# [Exercise requirements]
Keep only the lines that hold the string "JSON", filtering out the rest of the entries below.

# [Task material]
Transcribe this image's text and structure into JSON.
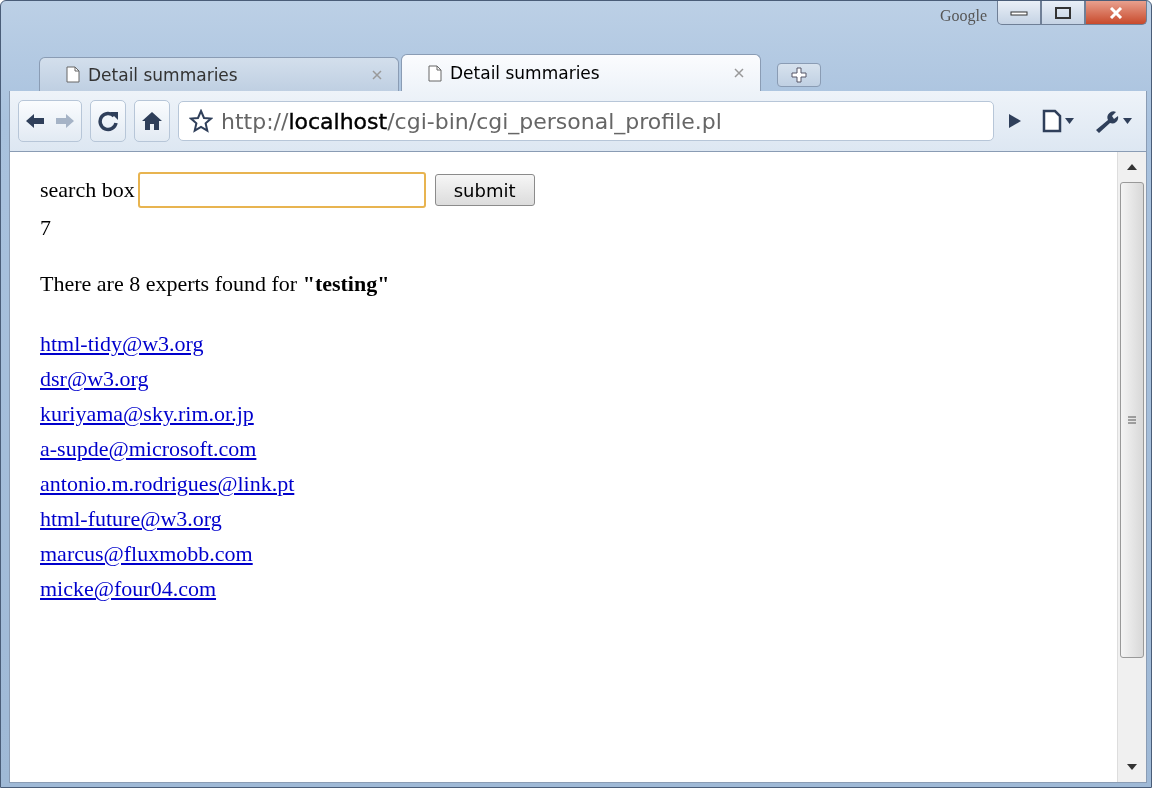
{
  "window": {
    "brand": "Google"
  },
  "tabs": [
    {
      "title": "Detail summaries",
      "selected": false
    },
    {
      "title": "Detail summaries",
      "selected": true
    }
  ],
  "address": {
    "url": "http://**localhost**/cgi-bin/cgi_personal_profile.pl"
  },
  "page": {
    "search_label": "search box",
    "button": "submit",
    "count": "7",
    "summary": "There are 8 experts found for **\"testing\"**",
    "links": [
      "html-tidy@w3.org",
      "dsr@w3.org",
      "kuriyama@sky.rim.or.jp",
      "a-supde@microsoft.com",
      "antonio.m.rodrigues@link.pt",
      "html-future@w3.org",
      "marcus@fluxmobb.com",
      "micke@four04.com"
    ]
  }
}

...

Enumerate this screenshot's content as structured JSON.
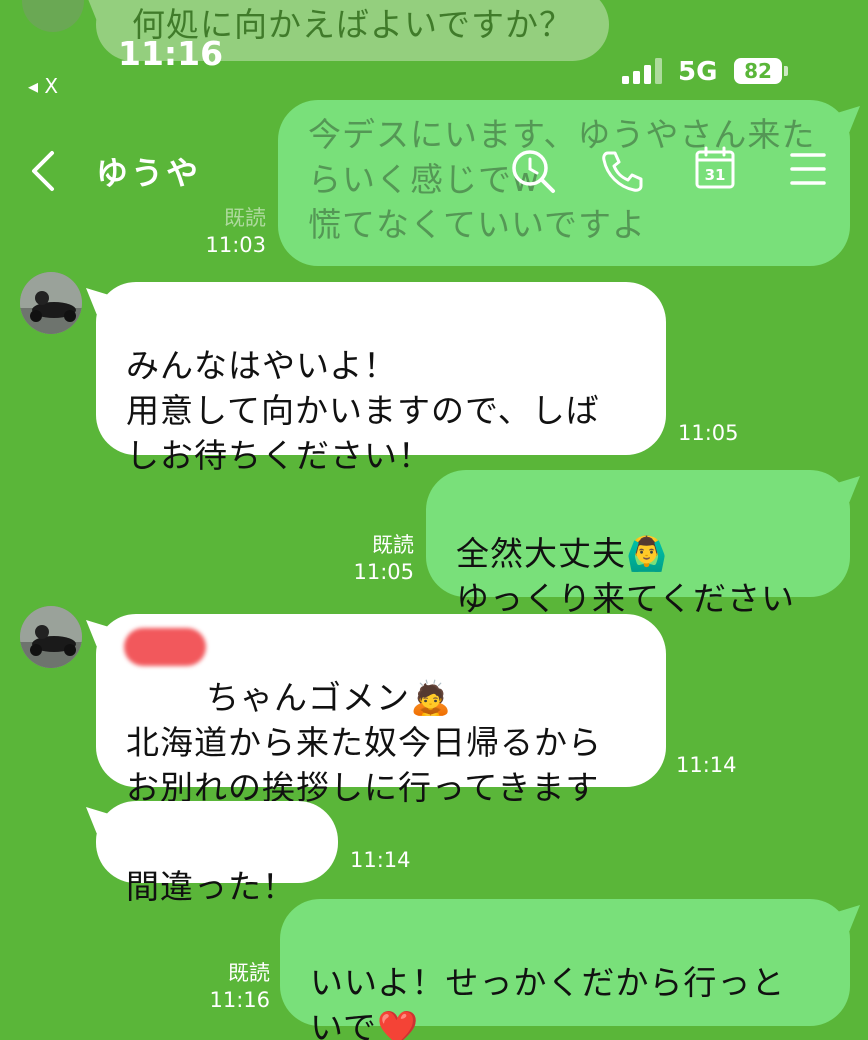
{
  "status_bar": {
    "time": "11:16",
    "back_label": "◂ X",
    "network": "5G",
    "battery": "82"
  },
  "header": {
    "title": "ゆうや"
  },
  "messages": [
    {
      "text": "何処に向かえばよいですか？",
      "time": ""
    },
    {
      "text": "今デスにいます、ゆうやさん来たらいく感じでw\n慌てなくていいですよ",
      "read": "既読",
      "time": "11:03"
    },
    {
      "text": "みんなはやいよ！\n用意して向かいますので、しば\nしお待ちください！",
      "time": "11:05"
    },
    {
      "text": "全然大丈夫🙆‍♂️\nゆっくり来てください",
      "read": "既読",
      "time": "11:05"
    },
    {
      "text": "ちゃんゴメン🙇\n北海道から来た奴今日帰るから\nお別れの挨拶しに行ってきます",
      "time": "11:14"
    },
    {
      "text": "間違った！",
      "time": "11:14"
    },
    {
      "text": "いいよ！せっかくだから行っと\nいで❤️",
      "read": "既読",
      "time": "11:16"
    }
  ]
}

# [Correct answer]
Transcribe this image's text and structure into JSON.
Enumerate this screenshot's content as structured JSON.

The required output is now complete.